◆ Given task
How many lines of these entries include the string "Worked"? State the number alone.

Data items

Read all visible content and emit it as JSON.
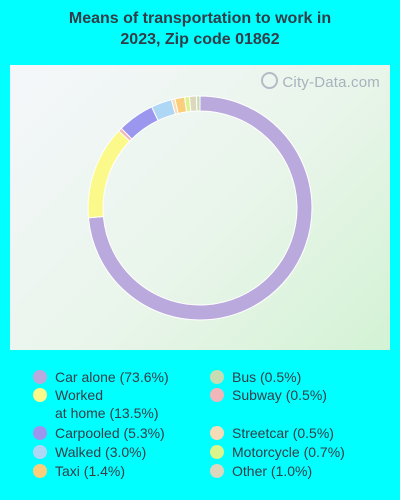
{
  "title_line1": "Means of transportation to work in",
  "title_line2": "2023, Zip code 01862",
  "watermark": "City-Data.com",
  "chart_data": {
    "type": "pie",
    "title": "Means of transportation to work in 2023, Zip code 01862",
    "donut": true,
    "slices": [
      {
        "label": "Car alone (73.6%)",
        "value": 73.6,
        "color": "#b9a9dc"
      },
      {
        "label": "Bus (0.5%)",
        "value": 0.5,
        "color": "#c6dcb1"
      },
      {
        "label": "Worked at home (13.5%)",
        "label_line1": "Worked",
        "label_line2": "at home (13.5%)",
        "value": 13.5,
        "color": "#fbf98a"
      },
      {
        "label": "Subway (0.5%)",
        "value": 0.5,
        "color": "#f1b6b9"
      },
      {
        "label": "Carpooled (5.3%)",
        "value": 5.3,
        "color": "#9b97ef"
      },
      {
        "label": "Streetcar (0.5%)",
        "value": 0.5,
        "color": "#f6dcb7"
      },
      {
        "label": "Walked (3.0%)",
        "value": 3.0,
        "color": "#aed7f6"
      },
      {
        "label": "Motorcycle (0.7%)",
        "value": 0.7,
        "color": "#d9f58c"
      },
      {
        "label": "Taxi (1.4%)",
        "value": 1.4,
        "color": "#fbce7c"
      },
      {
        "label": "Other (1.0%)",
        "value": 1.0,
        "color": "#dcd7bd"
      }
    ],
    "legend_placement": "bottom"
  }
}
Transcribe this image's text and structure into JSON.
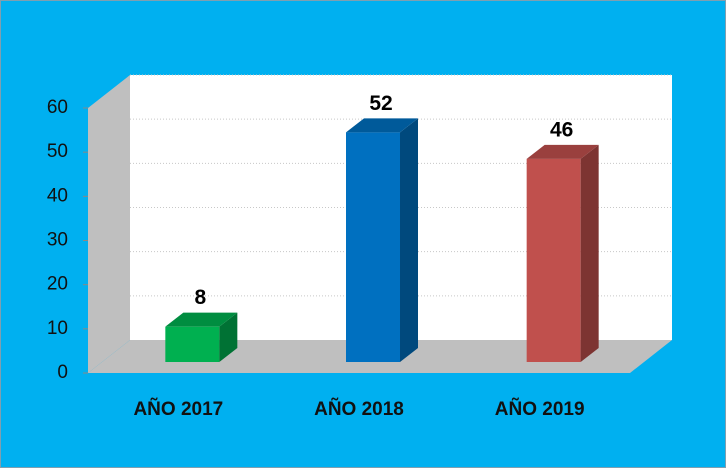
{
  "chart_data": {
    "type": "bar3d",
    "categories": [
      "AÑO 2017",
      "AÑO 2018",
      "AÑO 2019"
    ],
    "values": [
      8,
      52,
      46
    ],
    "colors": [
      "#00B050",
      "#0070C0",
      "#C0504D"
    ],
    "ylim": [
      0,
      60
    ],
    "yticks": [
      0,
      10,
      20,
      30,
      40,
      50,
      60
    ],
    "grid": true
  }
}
...
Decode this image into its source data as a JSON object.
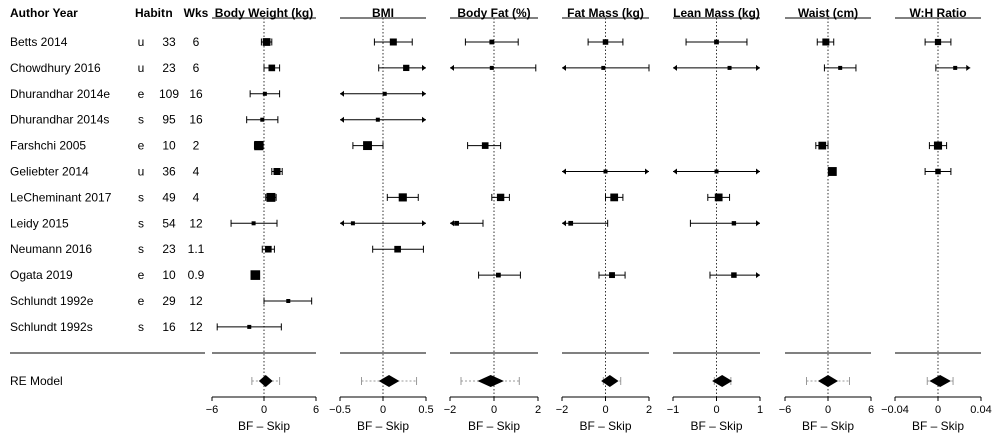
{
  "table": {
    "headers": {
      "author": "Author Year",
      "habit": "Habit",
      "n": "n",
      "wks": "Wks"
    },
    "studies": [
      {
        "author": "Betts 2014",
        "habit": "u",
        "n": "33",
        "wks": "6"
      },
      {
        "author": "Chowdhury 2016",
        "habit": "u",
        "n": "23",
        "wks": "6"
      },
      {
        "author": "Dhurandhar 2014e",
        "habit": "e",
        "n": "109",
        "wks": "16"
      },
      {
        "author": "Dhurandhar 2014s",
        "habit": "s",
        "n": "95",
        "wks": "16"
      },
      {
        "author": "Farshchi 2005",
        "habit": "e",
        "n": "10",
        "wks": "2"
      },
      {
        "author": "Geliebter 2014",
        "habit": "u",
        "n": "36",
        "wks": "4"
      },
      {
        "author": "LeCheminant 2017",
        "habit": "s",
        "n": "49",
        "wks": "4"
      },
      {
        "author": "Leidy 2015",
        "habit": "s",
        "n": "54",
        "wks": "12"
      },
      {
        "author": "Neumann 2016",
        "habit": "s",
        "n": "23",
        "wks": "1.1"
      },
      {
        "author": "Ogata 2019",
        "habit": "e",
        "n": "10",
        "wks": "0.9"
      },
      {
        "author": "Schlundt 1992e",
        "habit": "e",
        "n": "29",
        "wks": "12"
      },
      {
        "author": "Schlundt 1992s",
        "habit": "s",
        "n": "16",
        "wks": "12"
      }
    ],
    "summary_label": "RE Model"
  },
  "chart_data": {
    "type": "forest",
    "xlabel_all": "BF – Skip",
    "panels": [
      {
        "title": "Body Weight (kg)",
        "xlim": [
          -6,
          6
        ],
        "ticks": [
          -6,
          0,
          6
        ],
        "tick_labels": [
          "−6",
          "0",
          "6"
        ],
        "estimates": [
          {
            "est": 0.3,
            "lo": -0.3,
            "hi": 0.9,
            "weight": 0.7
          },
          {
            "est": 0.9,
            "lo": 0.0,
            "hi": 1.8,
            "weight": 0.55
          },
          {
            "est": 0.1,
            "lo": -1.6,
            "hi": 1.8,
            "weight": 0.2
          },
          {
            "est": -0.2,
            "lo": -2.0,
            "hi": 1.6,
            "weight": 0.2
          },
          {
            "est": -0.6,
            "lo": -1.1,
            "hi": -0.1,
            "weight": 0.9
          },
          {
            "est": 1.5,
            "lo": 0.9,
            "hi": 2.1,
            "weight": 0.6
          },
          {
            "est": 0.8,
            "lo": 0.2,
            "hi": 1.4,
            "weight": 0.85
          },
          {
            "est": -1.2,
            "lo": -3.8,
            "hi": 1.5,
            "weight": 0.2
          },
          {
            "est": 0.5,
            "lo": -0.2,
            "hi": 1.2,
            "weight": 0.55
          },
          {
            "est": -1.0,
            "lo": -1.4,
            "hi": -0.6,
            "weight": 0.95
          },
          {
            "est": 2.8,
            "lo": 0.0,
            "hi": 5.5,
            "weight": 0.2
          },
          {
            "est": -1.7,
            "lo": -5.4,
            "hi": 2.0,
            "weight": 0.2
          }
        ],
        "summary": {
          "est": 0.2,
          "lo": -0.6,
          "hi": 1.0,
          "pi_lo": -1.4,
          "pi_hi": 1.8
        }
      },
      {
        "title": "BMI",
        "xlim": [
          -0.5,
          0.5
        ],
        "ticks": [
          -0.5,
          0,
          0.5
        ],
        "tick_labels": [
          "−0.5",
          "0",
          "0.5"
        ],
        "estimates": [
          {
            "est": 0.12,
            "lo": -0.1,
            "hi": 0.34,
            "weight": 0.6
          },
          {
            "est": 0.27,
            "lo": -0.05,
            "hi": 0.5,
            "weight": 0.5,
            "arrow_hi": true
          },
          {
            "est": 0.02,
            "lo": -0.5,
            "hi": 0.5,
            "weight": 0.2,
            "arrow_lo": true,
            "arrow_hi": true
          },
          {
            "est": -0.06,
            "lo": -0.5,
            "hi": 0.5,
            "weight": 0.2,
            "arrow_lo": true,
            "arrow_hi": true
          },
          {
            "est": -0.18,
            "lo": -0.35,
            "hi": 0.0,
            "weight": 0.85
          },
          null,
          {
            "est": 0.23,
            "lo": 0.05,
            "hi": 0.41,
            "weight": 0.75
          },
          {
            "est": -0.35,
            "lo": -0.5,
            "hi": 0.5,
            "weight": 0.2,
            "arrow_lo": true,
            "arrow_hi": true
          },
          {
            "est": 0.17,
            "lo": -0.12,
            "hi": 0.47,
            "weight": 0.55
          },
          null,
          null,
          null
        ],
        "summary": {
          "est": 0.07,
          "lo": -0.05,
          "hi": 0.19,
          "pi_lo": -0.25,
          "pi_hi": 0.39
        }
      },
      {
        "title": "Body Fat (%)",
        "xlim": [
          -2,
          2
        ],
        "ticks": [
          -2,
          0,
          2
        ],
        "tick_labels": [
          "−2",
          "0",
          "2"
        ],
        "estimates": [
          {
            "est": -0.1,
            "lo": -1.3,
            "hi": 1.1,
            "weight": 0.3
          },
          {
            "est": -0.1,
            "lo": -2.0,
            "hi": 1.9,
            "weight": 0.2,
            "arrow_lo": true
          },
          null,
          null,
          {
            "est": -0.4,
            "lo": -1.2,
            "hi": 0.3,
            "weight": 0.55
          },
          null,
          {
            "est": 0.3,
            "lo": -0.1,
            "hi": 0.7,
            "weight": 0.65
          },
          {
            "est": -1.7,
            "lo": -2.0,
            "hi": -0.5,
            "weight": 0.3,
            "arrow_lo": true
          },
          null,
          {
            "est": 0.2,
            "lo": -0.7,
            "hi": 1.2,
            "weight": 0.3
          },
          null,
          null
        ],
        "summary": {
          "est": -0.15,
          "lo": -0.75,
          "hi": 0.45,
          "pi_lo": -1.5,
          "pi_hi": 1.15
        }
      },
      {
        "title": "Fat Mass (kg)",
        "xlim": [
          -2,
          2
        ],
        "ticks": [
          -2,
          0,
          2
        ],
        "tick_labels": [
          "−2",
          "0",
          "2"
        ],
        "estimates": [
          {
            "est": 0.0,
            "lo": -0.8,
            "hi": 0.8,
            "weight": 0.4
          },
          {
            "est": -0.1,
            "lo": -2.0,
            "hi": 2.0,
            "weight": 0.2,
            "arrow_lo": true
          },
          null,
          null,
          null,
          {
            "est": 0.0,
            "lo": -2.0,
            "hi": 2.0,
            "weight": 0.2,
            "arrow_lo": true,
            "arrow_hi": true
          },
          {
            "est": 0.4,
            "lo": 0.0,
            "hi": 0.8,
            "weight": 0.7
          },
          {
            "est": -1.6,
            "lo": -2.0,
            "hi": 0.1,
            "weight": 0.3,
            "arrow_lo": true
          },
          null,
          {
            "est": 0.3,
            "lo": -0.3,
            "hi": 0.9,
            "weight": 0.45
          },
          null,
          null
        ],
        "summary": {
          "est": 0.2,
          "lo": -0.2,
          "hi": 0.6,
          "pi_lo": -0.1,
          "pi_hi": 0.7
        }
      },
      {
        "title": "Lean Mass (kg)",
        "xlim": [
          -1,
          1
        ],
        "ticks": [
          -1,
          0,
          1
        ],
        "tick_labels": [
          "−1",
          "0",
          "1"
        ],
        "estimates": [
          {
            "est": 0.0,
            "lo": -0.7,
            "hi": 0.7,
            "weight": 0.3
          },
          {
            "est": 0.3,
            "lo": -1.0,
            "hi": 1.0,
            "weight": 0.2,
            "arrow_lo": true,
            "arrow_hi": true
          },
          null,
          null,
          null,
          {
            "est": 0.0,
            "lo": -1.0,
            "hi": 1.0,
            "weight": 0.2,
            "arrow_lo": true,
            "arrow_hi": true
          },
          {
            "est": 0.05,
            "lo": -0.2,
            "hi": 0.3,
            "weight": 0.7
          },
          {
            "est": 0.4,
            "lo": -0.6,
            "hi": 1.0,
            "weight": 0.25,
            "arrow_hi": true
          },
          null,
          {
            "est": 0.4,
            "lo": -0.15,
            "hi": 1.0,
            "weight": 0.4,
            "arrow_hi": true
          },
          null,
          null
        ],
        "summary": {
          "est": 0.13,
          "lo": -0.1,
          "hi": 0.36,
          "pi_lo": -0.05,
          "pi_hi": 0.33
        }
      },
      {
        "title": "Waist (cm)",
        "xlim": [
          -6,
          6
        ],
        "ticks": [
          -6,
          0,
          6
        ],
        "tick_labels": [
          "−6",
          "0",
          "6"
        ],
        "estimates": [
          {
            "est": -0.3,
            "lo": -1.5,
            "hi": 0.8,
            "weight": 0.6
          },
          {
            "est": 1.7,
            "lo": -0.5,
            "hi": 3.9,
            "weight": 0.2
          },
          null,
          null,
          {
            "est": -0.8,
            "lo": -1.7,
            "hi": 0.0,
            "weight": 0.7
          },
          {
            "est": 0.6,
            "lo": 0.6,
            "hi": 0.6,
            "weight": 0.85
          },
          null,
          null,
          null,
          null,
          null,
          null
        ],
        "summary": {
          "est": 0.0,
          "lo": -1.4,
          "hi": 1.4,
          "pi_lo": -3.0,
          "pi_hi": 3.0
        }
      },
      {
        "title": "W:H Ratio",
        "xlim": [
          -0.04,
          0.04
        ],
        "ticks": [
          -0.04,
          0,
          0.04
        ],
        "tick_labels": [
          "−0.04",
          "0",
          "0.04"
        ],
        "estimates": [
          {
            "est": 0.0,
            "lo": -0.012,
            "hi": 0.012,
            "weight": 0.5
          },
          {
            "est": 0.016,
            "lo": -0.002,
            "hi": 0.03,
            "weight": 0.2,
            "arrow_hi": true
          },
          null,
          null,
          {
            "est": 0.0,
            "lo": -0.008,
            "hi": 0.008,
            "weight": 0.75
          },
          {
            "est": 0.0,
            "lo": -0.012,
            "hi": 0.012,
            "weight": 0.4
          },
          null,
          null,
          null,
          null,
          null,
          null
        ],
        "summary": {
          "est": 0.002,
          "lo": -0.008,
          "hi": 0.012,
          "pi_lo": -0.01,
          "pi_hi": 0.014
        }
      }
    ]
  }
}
* * *
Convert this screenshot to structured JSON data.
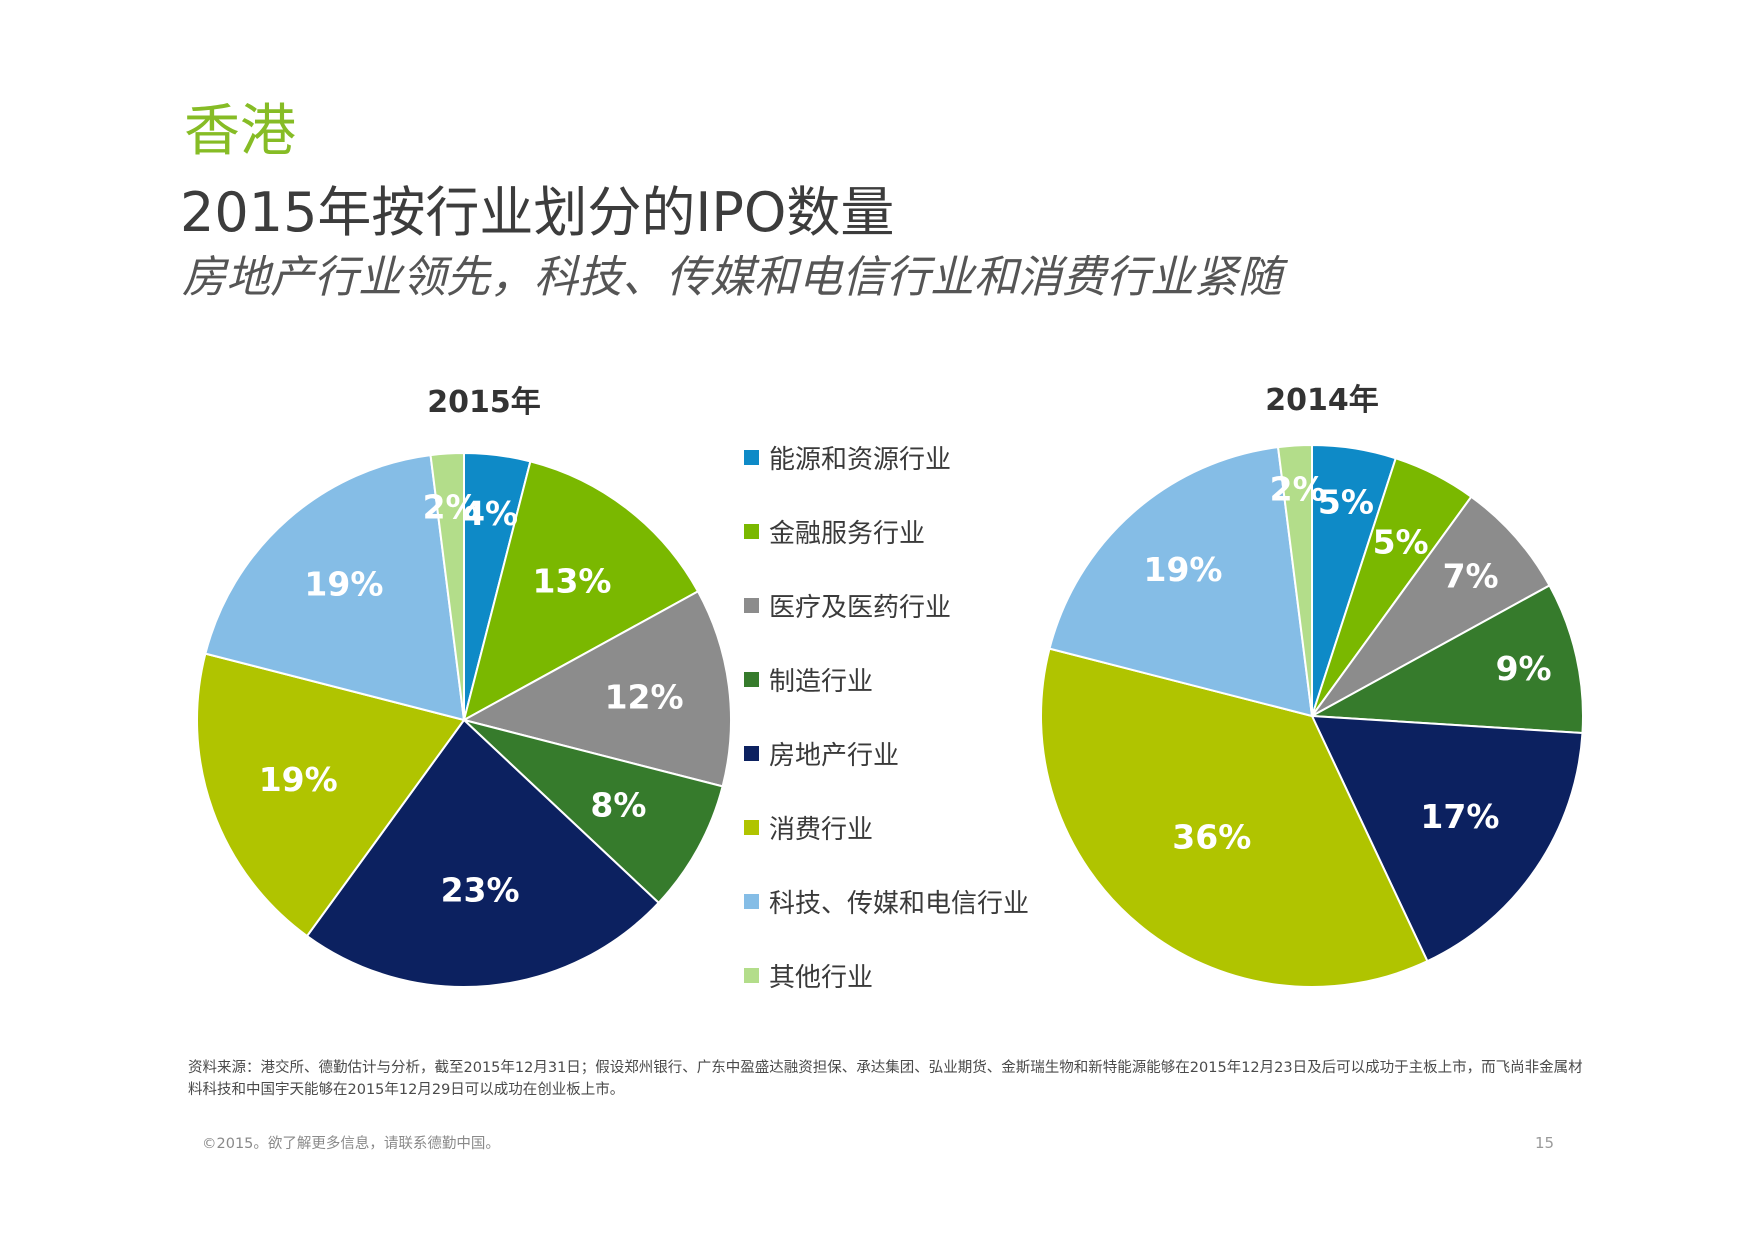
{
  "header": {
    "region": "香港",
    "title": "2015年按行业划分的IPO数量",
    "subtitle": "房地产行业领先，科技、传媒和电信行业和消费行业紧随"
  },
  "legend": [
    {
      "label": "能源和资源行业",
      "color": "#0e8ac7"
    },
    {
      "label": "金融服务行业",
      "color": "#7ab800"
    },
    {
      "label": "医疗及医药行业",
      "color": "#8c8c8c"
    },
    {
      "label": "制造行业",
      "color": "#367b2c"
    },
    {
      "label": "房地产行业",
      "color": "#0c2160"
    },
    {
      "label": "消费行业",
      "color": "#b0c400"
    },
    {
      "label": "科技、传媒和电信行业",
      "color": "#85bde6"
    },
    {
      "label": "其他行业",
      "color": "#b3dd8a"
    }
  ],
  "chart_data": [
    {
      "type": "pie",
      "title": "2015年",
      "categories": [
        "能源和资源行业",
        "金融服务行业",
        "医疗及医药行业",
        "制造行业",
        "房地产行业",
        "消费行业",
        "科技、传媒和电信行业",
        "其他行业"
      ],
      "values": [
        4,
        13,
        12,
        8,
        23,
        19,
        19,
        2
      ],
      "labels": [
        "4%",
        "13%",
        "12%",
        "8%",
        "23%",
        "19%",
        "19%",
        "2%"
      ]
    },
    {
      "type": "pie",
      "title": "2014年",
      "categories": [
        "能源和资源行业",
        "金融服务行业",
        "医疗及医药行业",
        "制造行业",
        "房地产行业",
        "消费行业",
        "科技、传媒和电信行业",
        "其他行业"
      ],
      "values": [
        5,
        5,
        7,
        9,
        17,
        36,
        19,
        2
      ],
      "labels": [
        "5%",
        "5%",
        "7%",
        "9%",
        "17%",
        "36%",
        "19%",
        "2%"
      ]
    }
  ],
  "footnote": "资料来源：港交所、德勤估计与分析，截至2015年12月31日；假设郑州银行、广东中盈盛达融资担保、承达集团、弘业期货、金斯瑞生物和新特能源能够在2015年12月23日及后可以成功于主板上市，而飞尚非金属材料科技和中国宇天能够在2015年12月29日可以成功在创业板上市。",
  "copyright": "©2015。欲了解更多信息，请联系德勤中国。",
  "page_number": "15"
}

◆ Complete output
2